■ **What to produce**:
Among the entries below, find the lines with "вычисления" and copy them.

**** Data for this task

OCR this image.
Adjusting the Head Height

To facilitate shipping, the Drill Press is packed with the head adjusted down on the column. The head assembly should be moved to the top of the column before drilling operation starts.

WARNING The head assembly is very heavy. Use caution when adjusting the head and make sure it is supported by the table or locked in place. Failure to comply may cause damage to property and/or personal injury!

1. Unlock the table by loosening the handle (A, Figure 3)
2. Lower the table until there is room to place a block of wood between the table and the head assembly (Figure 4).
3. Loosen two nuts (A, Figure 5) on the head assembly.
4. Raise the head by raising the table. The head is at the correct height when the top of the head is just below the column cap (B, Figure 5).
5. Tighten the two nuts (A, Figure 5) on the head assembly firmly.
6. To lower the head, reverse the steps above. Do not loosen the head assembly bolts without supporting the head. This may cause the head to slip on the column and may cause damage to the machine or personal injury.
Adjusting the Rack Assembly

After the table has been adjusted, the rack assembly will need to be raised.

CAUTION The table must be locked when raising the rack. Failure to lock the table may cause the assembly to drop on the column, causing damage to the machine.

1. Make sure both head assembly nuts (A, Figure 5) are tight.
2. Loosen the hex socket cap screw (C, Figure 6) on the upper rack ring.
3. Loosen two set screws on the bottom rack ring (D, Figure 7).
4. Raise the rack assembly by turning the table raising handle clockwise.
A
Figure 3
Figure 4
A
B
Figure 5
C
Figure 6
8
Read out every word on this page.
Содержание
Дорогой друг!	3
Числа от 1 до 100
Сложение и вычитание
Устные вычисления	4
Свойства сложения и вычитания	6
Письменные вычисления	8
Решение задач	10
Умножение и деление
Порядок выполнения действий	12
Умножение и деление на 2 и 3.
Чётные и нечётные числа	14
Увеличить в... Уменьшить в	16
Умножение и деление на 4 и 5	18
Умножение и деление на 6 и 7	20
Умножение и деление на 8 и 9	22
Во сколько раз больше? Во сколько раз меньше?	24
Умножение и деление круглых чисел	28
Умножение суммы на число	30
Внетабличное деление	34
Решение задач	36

********

■ **Response**:
Устные вычисления	4
Письменные вычисления	8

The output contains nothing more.